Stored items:

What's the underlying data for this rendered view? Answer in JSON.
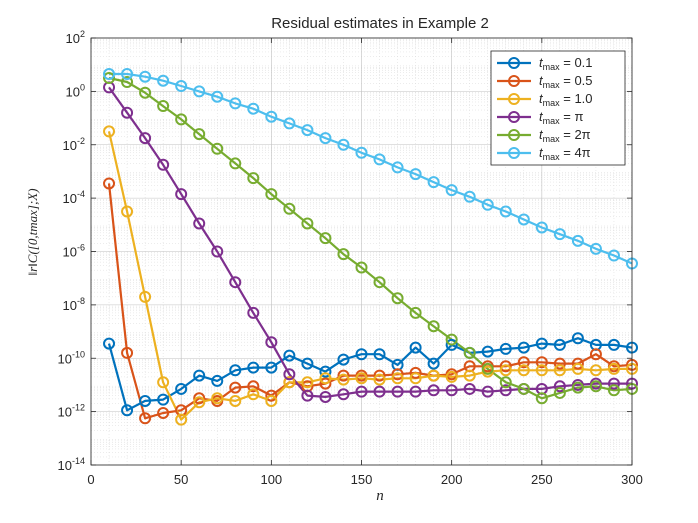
{
  "chart_data": {
    "type": "line",
    "title": "Residual estimates in Example 2",
    "xlabel": "n",
    "ylabel": "‖r‖C([0,tmax];X)",
    "xlim": [
      0,
      300
    ],
    "ylim_log10": [
      -14,
      2
    ],
    "yscale": "log",
    "grid": true,
    "legend_position": "top-right",
    "x_ticks": [
      0,
      50,
      100,
      150,
      200,
      250,
      300
    ],
    "x_tick_labels": [
      "0",
      "50",
      "100",
      "150",
      "200",
      "250",
      "300"
    ],
    "y_ticks_log10": [
      2,
      0,
      -2,
      -4,
      -6,
      -8,
      -10,
      -12,
      -14
    ],
    "y_tick_labels": [
      {
        "base": "10",
        "exp": "2"
      },
      {
        "base": "10",
        "exp": "0"
      },
      {
        "base": "10",
        "exp": "-2"
      },
      {
        "base": "10",
        "exp": "-4"
      },
      {
        "base": "10",
        "exp": "-6"
      },
      {
        "base": "10",
        "exp": "-8"
      },
      {
        "base": "10",
        "exp": "-10"
      },
      {
        "base": "10",
        "exp": "-12"
      },
      {
        "base": "10",
        "exp": "-14"
      }
    ],
    "x": [
      10,
      20,
      30,
      40,
      50,
      60,
      70,
      80,
      90,
      100,
      110,
      120,
      130,
      140,
      150,
      160,
      170,
      180,
      190,
      200,
      210,
      220,
      230,
      240,
      250,
      260,
      270,
      280,
      290,
      300
    ],
    "series": [
      {
        "name": "t_max = 0.1",
        "legend_label": "t",
        "legend_sub": "max",
        "legend_value": "= 0.1",
        "color": "#0072BD",
        "log10_values": [
          -9.45,
          -11.95,
          -11.6,
          -11.55,
          -11.15,
          -10.65,
          -10.85,
          -10.45,
          -10.35,
          -10.35,
          -9.9,
          -10.2,
          -10.5,
          -10.05,
          -9.85,
          -9.85,
          -10.25,
          -9.6,
          -10.2,
          -9.5,
          -9.8,
          -9.75,
          -9.65,
          -9.6,
          -9.45,
          -9.5,
          -9.25,
          -9.5,
          -9.5,
          -9.6
        ]
      },
      {
        "name": "t_max = 0.5",
        "legend_label": "t",
        "legend_sub": "max",
        "legend_value": "= 0.5",
        "color": "#D95319",
        "log10_values": [
          -3.45,
          -9.8,
          -12.25,
          -12.05,
          -11.95,
          -11.5,
          -11.6,
          -11.1,
          -11.05,
          -11.4,
          -10.9,
          -11.05,
          -10.95,
          -10.65,
          -10.65,
          -10.65,
          -10.6,
          -10.55,
          -10.65,
          -10.6,
          -10.3,
          -10.3,
          -10.3,
          -10.15,
          -10.15,
          -10.2,
          -10.2,
          -9.85,
          -10.3,
          -10.25
        ]
      },
      {
        "name": "t_max = 1.0",
        "legend_label": "t",
        "legend_sub": "max",
        "legend_value": "= 1.0",
        "color": "#EDB120",
        "log10_values": [
          -1.5,
          -4.5,
          -7.7,
          -10.9,
          -12.3,
          -11.65,
          -11.5,
          -11.6,
          -11.35,
          -11.6,
          -10.9,
          -10.9,
          -10.75,
          -10.8,
          -10.75,
          -10.8,
          -10.75,
          -10.75,
          -10.65,
          -10.7,
          -10.65,
          -10.5,
          -10.45,
          -10.45,
          -10.45,
          -10.45,
          -10.4,
          -10.45,
          -10.4,
          -10.4
        ]
      },
      {
        "name": "t_max = π",
        "legend_label": "t",
        "legend_sub": "max",
        "legend_value": "= π",
        "color": "#7E2F8E",
        "log10_values": [
          0.15,
          -0.8,
          -1.75,
          -2.75,
          -3.85,
          -4.95,
          -6.0,
          -7.15,
          -8.3,
          -9.4,
          -10.6,
          -11.4,
          -11.45,
          -11.35,
          -11.25,
          -11.25,
          -11.25,
          -11.25,
          -11.2,
          -11.2,
          -11.15,
          -11.25,
          -11.2,
          -11.15,
          -11.15,
          -11.05,
          -11.0,
          -10.95,
          -10.95,
          -10.95
        ]
      },
      {
        "name": "t_max = 2π",
        "legend_label": "t",
        "legend_sub": "max",
        "legend_value": "= 2π",
        "color": "#77AC30",
        "log10_values": [
          0.5,
          0.35,
          -0.05,
          -0.55,
          -1.05,
          -1.6,
          -2.15,
          -2.7,
          -3.25,
          -3.85,
          -4.4,
          -4.95,
          -5.5,
          -6.1,
          -6.6,
          -7.15,
          -7.75,
          -8.3,
          -8.8,
          -9.3,
          -9.8,
          -10.4,
          -10.9,
          -11.15,
          -11.5,
          -11.3,
          -11.1,
          -11.05,
          -11.2,
          -11.15
        ]
      },
      {
        "name": "t_max = 4π",
        "legend_label": "t",
        "legend_sub": "max",
        "legend_value": "= 4π",
        "color": "#4DBEEE",
        "log10_values": [
          0.65,
          0.65,
          0.55,
          0.4,
          0.2,
          -0.0,
          -0.2,
          -0.45,
          -0.65,
          -0.95,
          -1.2,
          -1.45,
          -1.75,
          -2.0,
          -2.3,
          -2.55,
          -2.85,
          -3.1,
          -3.4,
          -3.7,
          -3.95,
          -4.25,
          -4.5,
          -4.8,
          -5.1,
          -5.35,
          -5.6,
          -5.9,
          -6.15,
          -6.45
        ]
      }
    ]
  }
}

Aim of the task:
Copy all the data exactly as written, but skip any picture.

Completed exercise:
What's the underlying data for this rendered view? Answer in JSON.
{
  "chart_data": {
    "type": "line",
    "title": "Residual estimates in Example 2",
    "xlabel": "n",
    "ylabel": "‖r‖C([0,tmax];X)",
    "xlim": [
      0,
      300
    ],
    "ylim_log10": [
      -14,
      2
    ],
    "yscale": "log",
    "grid": true,
    "legend_position": "top-right",
    "x_ticks": [
      0,
      50,
      100,
      150,
      200,
      250,
      300
    ],
    "x_tick_labels": [
      "0",
      "50",
      "100",
      "150",
      "200",
      "250",
      "300"
    ],
    "y_ticks_log10": [
      2,
      0,
      -2,
      -4,
      -6,
      -8,
      -10,
      -12,
      -14
    ],
    "y_tick_labels": [
      {
        "base": "10",
        "exp": "2"
      },
      {
        "base": "10",
        "exp": "0"
      },
      {
        "base": "10",
        "exp": "-2"
      },
      {
        "base": "10",
        "exp": "-4"
      },
      {
        "base": "10",
        "exp": "-6"
      },
      {
        "base": "10",
        "exp": "-8"
      },
      {
        "base": "10",
        "exp": "-10"
      },
      {
        "base": "10",
        "exp": "-12"
      },
      {
        "base": "10",
        "exp": "-14"
      }
    ],
    "x": [
      10,
      20,
      30,
      40,
      50,
      60,
      70,
      80,
      90,
      100,
      110,
      120,
      130,
      140,
      150,
      160,
      170,
      180,
      190,
      200,
      210,
      220,
      230,
      240,
      250,
      260,
      270,
      280,
      290,
      300
    ],
    "series": [
      {
        "name": "t_max = 0.1",
        "legend_label": "t",
        "legend_sub": "max",
        "legend_value": "= 0.1",
        "color": "#0072BD",
        "log10_values": [
          -9.45,
          -11.95,
          -11.6,
          -11.55,
          -11.15,
          -10.65,
          -10.85,
          -10.45,
          -10.35,
          -10.35,
          -9.9,
          -10.2,
          -10.5,
          -10.05,
          -9.85,
          -9.85,
          -10.25,
          -9.6,
          -10.2,
          -9.5,
          -9.8,
          -9.75,
          -9.65,
          -9.6,
          -9.45,
          -9.5,
          -9.25,
          -9.5,
          -9.5,
          -9.6
        ]
      },
      {
        "name": "t_max = 0.5",
        "legend_label": "t",
        "legend_sub": "max",
        "legend_value": "= 0.5",
        "color": "#D95319",
        "log10_values": [
          -3.45,
          -9.8,
          -12.25,
          -12.05,
          -11.95,
          -11.5,
          -11.6,
          -11.1,
          -11.05,
          -11.4,
          -10.9,
          -11.05,
          -10.95,
          -10.65,
          -10.65,
          -10.65,
          -10.6,
          -10.55,
          -10.65,
          -10.6,
          -10.3,
          -10.3,
          -10.3,
          -10.15,
          -10.15,
          -10.2,
          -10.2,
          -9.85,
          -10.3,
          -10.25
        ]
      },
      {
        "name": "t_max = 1.0",
        "legend_label": "t",
        "legend_sub": "max",
        "legend_value": "= 1.0",
        "color": "#EDB120",
        "log10_values": [
          -1.5,
          -4.5,
          -7.7,
          -10.9,
          -12.3,
          -11.65,
          -11.5,
          -11.6,
          -11.35,
          -11.6,
          -10.9,
          -10.9,
          -10.75,
          -10.8,
          -10.75,
          -10.8,
          -10.75,
          -10.75,
          -10.65,
          -10.7,
          -10.65,
          -10.5,
          -10.45,
          -10.45,
          -10.45,
          -10.45,
          -10.4,
          -10.45,
          -10.4,
          -10.4
        ]
      },
      {
        "name": "t_max = π",
        "legend_label": "t",
        "legend_sub": "max",
        "legend_value": "= π",
        "color": "#7E2F8E",
        "log10_values": [
          0.15,
          -0.8,
          -1.75,
          -2.75,
          -3.85,
          -4.95,
          -6.0,
          -7.15,
          -8.3,
          -9.4,
          -10.6,
          -11.4,
          -11.45,
          -11.35,
          -11.25,
          -11.25,
          -11.25,
          -11.25,
          -11.2,
          -11.2,
          -11.15,
          -11.25,
          -11.2,
          -11.15,
          -11.15,
          -11.05,
          -11.0,
          -10.95,
          -10.95,
          -10.95
        ]
      },
      {
        "name": "t_max = 2π",
        "legend_label": "t",
        "legend_sub": "max",
        "legend_value": "= 2π",
        "color": "#77AC30",
        "log10_values": [
          0.5,
          0.35,
          -0.05,
          -0.55,
          -1.05,
          -1.6,
          -2.15,
          -2.7,
          -3.25,
          -3.85,
          -4.4,
          -4.95,
          -5.5,
          -6.1,
          -6.6,
          -7.15,
          -7.75,
          -8.3,
          -8.8,
          -9.3,
          -9.8,
          -10.4,
          -10.9,
          -11.15,
          -11.5,
          -11.3,
          -11.1,
          -11.05,
          -11.2,
          -11.15
        ]
      },
      {
        "name": "t_max = 4π",
        "legend_label": "t",
        "legend_sub": "max",
        "legend_value": "= 4π",
        "color": "#4DBEEE",
        "log10_values": [
          0.65,
          0.65,
          0.55,
          0.4,
          0.2,
          -0.0,
          -0.2,
          -0.45,
          -0.65,
          -0.95,
          -1.2,
          -1.45,
          -1.75,
          -2.0,
          -2.3,
          -2.55,
          -2.85,
          -3.1,
          -3.4,
          -3.7,
          -3.95,
          -4.25,
          -4.5,
          -4.8,
          -5.1,
          -5.35,
          -5.6,
          -5.9,
          -6.15,
          -6.45
        ]
      }
    ]
  }
}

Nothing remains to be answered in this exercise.